-- Begin Input --
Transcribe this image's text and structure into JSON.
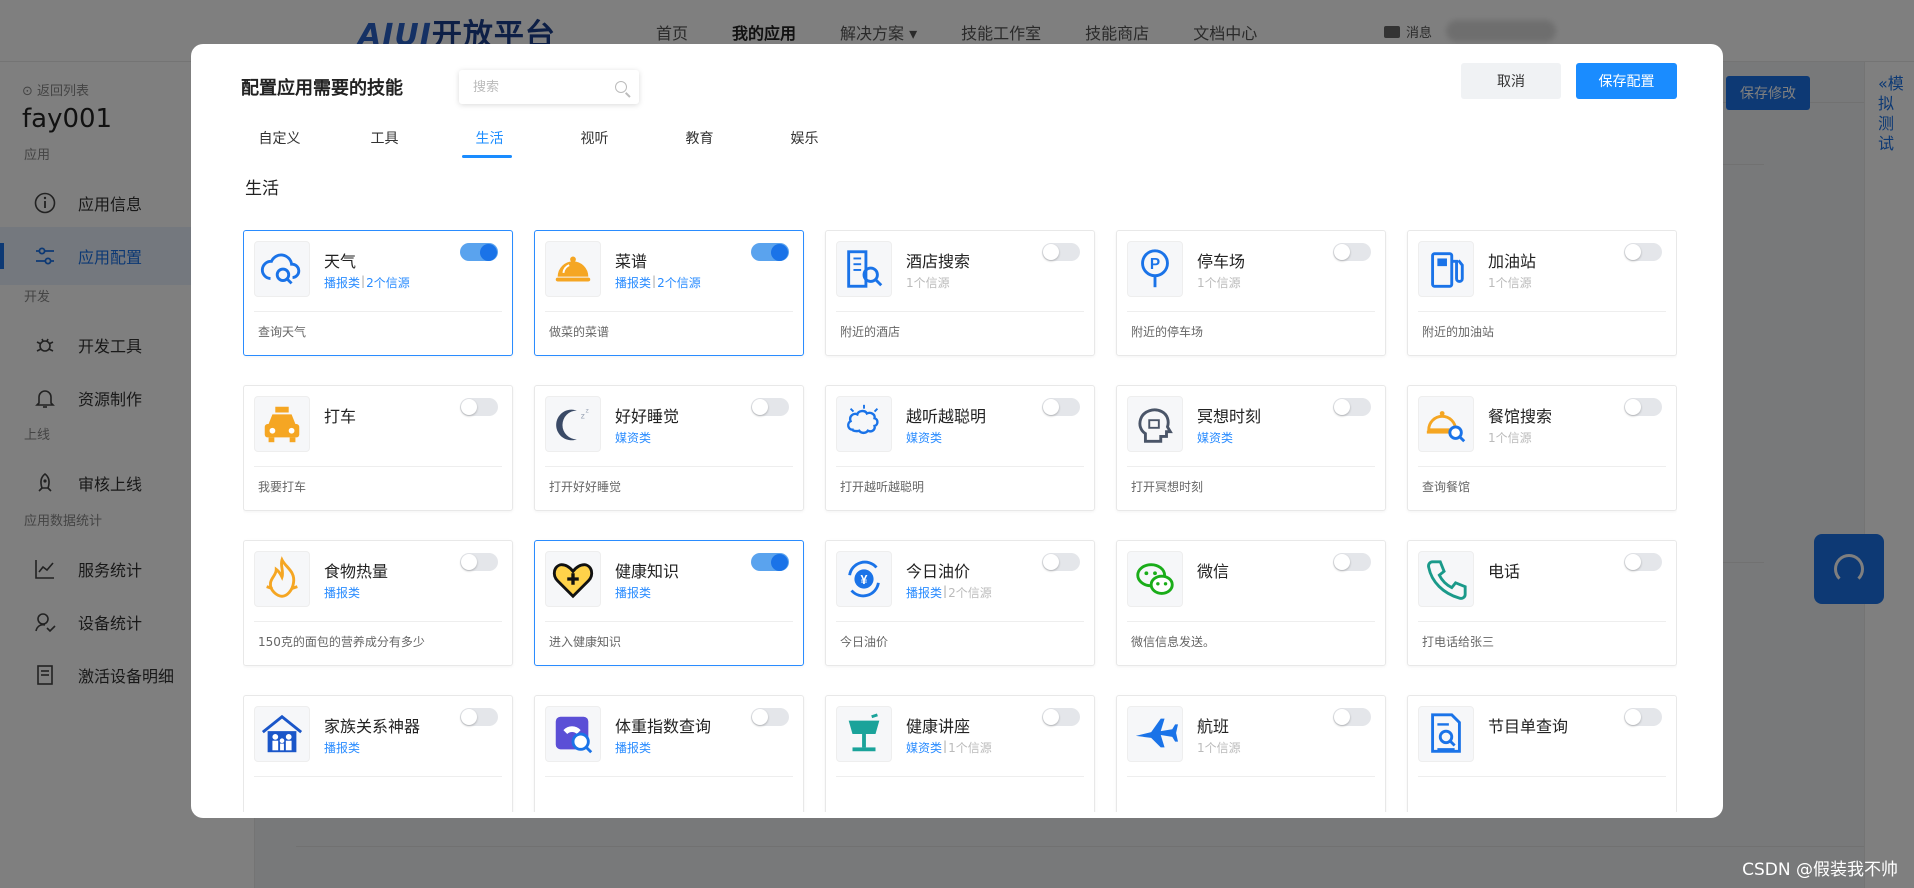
{
  "app": {
    "logo_ai": "AIUI",
    "logo_text": "开放平台",
    "nav": [
      "首页",
      "我的应用",
      "解决方案 ▾",
      "技能工作室",
      "技能商店",
      "文档中心"
    ],
    "messages_label": "消息",
    "back_link": "⊙ 返回列表",
    "app_name": "fay001",
    "sidebar_sections": [
      {
        "label": "应用",
        "items": [
          {
            "label": "应用信息",
            "icon": "info-icon"
          },
          {
            "label": "应用配置",
            "icon": "config-icon",
            "active": true
          }
        ]
      },
      {
        "label": "开发",
        "items": [
          {
            "label": "开发工具",
            "icon": "bug-icon"
          },
          {
            "label": "资源制作",
            "icon": "bell-icon"
          }
        ]
      },
      {
        "label": "上线",
        "items": [
          {
            "label": "审核上线",
            "icon": "rocket-icon"
          }
        ]
      },
      {
        "label": "应用数据统计",
        "items": [
          {
            "label": "服务统计",
            "icon": "chart-icon"
          },
          {
            "label": "设备统计",
            "icon": "device-icon"
          },
          {
            "label": "激活设备明细",
            "icon": "list-icon"
          }
        ]
      }
    ],
    "bg_save_label": "保存修改",
    "sim_label": "«模拟测试",
    "watermark": "CSDN @假装我不帅"
  },
  "modal": {
    "title": "配置应用需要的技能",
    "search_placeholder": "搜索",
    "cancel_label": "取消",
    "save_label": "保存配置",
    "tabs": [
      "自定义",
      "工具",
      "生活",
      "视听",
      "教育",
      "娱乐"
    ],
    "active_tab": "生活",
    "section_title": "生活",
    "skills": [
      {
        "name": "天气",
        "tags": [
          {
            "t": "播报类",
            "k": "tag"
          },
          {
            "t": "2个信源",
            "k": "tag"
          }
        ],
        "desc": "查询天气",
        "enabled": true,
        "icon": "cloud-search-icon"
      },
      {
        "name": "菜谱",
        "tags": [
          {
            "t": "播报类",
            "k": "tag"
          },
          {
            "t": "2个信源",
            "k": "tag"
          }
        ],
        "desc": "做菜的菜谱",
        "enabled": true,
        "icon": "cloche-icon"
      },
      {
        "name": "酒店搜索",
        "tags": [
          {
            "t": "1个信源",
            "k": "src"
          }
        ],
        "desc": "附近的酒店",
        "enabled": false,
        "icon": "hotel-search-icon"
      },
      {
        "name": "停车场",
        "tags": [
          {
            "t": "1个信源",
            "k": "src"
          }
        ],
        "desc": "附近的停车场",
        "enabled": false,
        "icon": "parking-icon"
      },
      {
        "name": "加油站",
        "tags": [
          {
            "t": "1个信源",
            "k": "src"
          }
        ],
        "desc": "附近的加油站",
        "enabled": false,
        "icon": "gas-pump-icon"
      },
      {
        "name": "打车",
        "tags": [],
        "desc": "我要打车",
        "enabled": false,
        "icon": "taxi-icon"
      },
      {
        "name": "好好睡觉",
        "tags": [
          {
            "t": "媒资类",
            "k": "tag"
          }
        ],
        "desc": "打开好好睡觉",
        "enabled": false,
        "icon": "moon-sleep-icon"
      },
      {
        "name": "越听越聪明",
        "tags": [
          {
            "t": "媒资类",
            "k": "tag"
          }
        ],
        "desc": "打开越听越聪明",
        "enabled": false,
        "icon": "brain-icon"
      },
      {
        "name": "冥想时刻",
        "tags": [
          {
            "t": "媒资类",
            "k": "tag"
          }
        ],
        "desc": "打开冥想时刻",
        "enabled": false,
        "icon": "head-icon"
      },
      {
        "name": "餐馆搜索",
        "tags": [
          {
            "t": "1个信源",
            "k": "src"
          }
        ],
        "desc": "查询餐馆",
        "enabled": false,
        "icon": "restaurant-search-icon"
      },
      {
        "name": "食物热量",
        "tags": [
          {
            "t": "播报类",
            "k": "tag"
          }
        ],
        "desc": "150克的面包的营养成分有多少",
        "enabled": false,
        "icon": "flame-icon"
      },
      {
        "name": "健康知识",
        "tags": [
          {
            "t": "播报类",
            "k": "tag"
          }
        ],
        "desc": "进入健康知识",
        "enabled": true,
        "icon": "heart-plus-icon"
      },
      {
        "name": "今日油价",
        "tags": [
          {
            "t": "播报类",
            "k": "tag"
          },
          {
            "t": "2个信源",
            "k": "src"
          }
        ],
        "desc": "今日油价",
        "enabled": false,
        "icon": "yuan-refresh-icon"
      },
      {
        "name": "微信",
        "tags": [],
        "desc": "微信信息发送。",
        "enabled": false,
        "icon": "wechat-icon"
      },
      {
        "name": "电话",
        "tags": [],
        "desc": "打电话给张三",
        "enabled": false,
        "icon": "phone-icon"
      },
      {
        "name": "家族关系神器",
        "tags": [
          {
            "t": "播报类",
            "k": "tag"
          }
        ],
        "desc": "",
        "enabled": false,
        "icon": "family-icon"
      },
      {
        "name": "体重指数查询",
        "tags": [
          {
            "t": "播报类",
            "k": "tag"
          }
        ],
        "desc": "",
        "enabled": false,
        "icon": "scale-search-icon"
      },
      {
        "name": "健康讲座",
        "tags": [
          {
            "t": "媒资类",
            "k": "tag"
          },
          {
            "t": "1个信源",
            "k": "src"
          }
        ],
        "desc": "",
        "enabled": false,
        "icon": "podium-icon"
      },
      {
        "name": "航班",
        "tags": [
          {
            "t": "1个信源",
            "k": "src"
          }
        ],
        "desc": "",
        "enabled": false,
        "icon": "airplane-icon"
      },
      {
        "name": "节目单查询",
        "tags": [],
        "desc": "",
        "enabled": false,
        "icon": "document-search-icon"
      }
    ]
  }
}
-- End Input --
What you need to do :: Reproduce the data verbatim. Do not carry any picture into the copy.

Reply to the task ::
Transcribe this image's text and structure into JSON.
{
  "app": {
    "logo_ai": "AIUI",
    "logo_text": "开放平台",
    "nav": [
      "首页",
      "我的应用",
      "解决方案 ▾",
      "技能工作室",
      "技能商店",
      "文档中心"
    ],
    "messages_label": "消息",
    "back_link": "⊙ 返回列表",
    "app_name": "fay001",
    "sidebar_sections": [
      {
        "label": "应用",
        "items": [
          {
            "label": "应用信息",
            "icon": "info-icon"
          },
          {
            "label": "应用配置",
            "icon": "config-icon",
            "active": true
          }
        ]
      },
      {
        "label": "开发",
        "items": [
          {
            "label": "开发工具",
            "icon": "bug-icon"
          },
          {
            "label": "资源制作",
            "icon": "bell-icon"
          }
        ]
      },
      {
        "label": "上线",
        "items": [
          {
            "label": "审核上线",
            "icon": "rocket-icon"
          }
        ]
      },
      {
        "label": "应用数据统计",
        "items": [
          {
            "label": "服务统计",
            "icon": "chart-icon"
          },
          {
            "label": "设备统计",
            "icon": "device-icon"
          },
          {
            "label": "激活设备明细",
            "icon": "list-icon"
          }
        ]
      }
    ],
    "bg_save_label": "保存修改",
    "sim_label": "«模拟测试",
    "watermark": "CSDN @假装我不帅"
  },
  "modal": {
    "title": "配置应用需要的技能",
    "search_placeholder": "搜索",
    "cancel_label": "取消",
    "save_label": "保存配置",
    "tabs": [
      "自定义",
      "工具",
      "生活",
      "视听",
      "教育",
      "娱乐"
    ],
    "active_tab": "生活",
    "section_title": "生活",
    "skills": [
      {
        "name": "天气",
        "tags": [
          {
            "t": "播报类",
            "k": "tag"
          },
          {
            "t": "2个信源",
            "k": "tag"
          }
        ],
        "desc": "查询天气",
        "enabled": true,
        "icon": "cloud-search-icon"
      },
      {
        "name": "菜谱",
        "tags": [
          {
            "t": "播报类",
            "k": "tag"
          },
          {
            "t": "2个信源",
            "k": "tag"
          }
        ],
        "desc": "做菜的菜谱",
        "enabled": true,
        "icon": "cloche-icon"
      },
      {
        "name": "酒店搜索",
        "tags": [
          {
            "t": "1个信源",
            "k": "src"
          }
        ],
        "desc": "附近的酒店",
        "enabled": false,
        "icon": "hotel-search-icon"
      },
      {
        "name": "停车场",
        "tags": [
          {
            "t": "1个信源",
            "k": "src"
          }
        ],
        "desc": "附近的停车场",
        "enabled": false,
        "icon": "parking-icon"
      },
      {
        "name": "加油站",
        "tags": [
          {
            "t": "1个信源",
            "k": "src"
          }
        ],
        "desc": "附近的加油站",
        "enabled": false,
        "icon": "gas-pump-icon"
      },
      {
        "name": "打车",
        "tags": [],
        "desc": "我要打车",
        "enabled": false,
        "icon": "taxi-icon"
      },
      {
        "name": "好好睡觉",
        "tags": [
          {
            "t": "媒资类",
            "k": "tag"
          }
        ],
        "desc": "打开好好睡觉",
        "enabled": false,
        "icon": "moon-sleep-icon"
      },
      {
        "name": "越听越聪明",
        "tags": [
          {
            "t": "媒资类",
            "k": "tag"
          }
        ],
        "desc": "打开越听越聪明",
        "enabled": false,
        "icon": "brain-icon"
      },
      {
        "name": "冥想时刻",
        "tags": [
          {
            "t": "媒资类",
            "k": "tag"
          }
        ],
        "desc": "打开冥想时刻",
        "enabled": false,
        "icon": "head-icon"
      },
      {
        "name": "餐馆搜索",
        "tags": [
          {
            "t": "1个信源",
            "k": "src"
          }
        ],
        "desc": "查询餐馆",
        "enabled": false,
        "icon": "restaurant-search-icon"
      },
      {
        "name": "食物热量",
        "tags": [
          {
            "t": "播报类",
            "k": "tag"
          }
        ],
        "desc": "150克的面包的营养成分有多少",
        "enabled": false,
        "icon": "flame-icon"
      },
      {
        "name": "健康知识",
        "tags": [
          {
            "t": "播报类",
            "k": "tag"
          }
        ],
        "desc": "进入健康知识",
        "enabled": true,
        "icon": "heart-plus-icon"
      },
      {
        "name": "今日油价",
        "tags": [
          {
            "t": "播报类",
            "k": "tag"
          },
          {
            "t": "2个信源",
            "k": "src"
          }
        ],
        "desc": "今日油价",
        "enabled": false,
        "icon": "yuan-refresh-icon"
      },
      {
        "name": "微信",
        "tags": [],
        "desc": "微信信息发送。",
        "enabled": false,
        "icon": "wechat-icon"
      },
      {
        "name": "电话",
        "tags": [],
        "desc": "打电话给张三",
        "enabled": false,
        "icon": "phone-icon"
      },
      {
        "name": "家族关系神器",
        "tags": [
          {
            "t": "播报类",
            "k": "tag"
          }
        ],
        "desc": "",
        "enabled": false,
        "icon": "family-icon"
      },
      {
        "name": "体重指数查询",
        "tags": [
          {
            "t": "播报类",
            "k": "tag"
          }
        ],
        "desc": "",
        "enabled": false,
        "icon": "scale-search-icon"
      },
      {
        "name": "健康讲座",
        "tags": [
          {
            "t": "媒资类",
            "k": "tag"
          },
          {
            "t": "1个信源",
            "k": "src"
          }
        ],
        "desc": "",
        "enabled": false,
        "icon": "podium-icon"
      },
      {
        "name": "航班",
        "tags": [
          {
            "t": "1个信源",
            "k": "src"
          }
        ],
        "desc": "",
        "enabled": false,
        "icon": "airplane-icon"
      },
      {
        "name": "节目单查询",
        "tags": [],
        "desc": "",
        "enabled": false,
        "icon": "document-search-icon"
      }
    ]
  }
}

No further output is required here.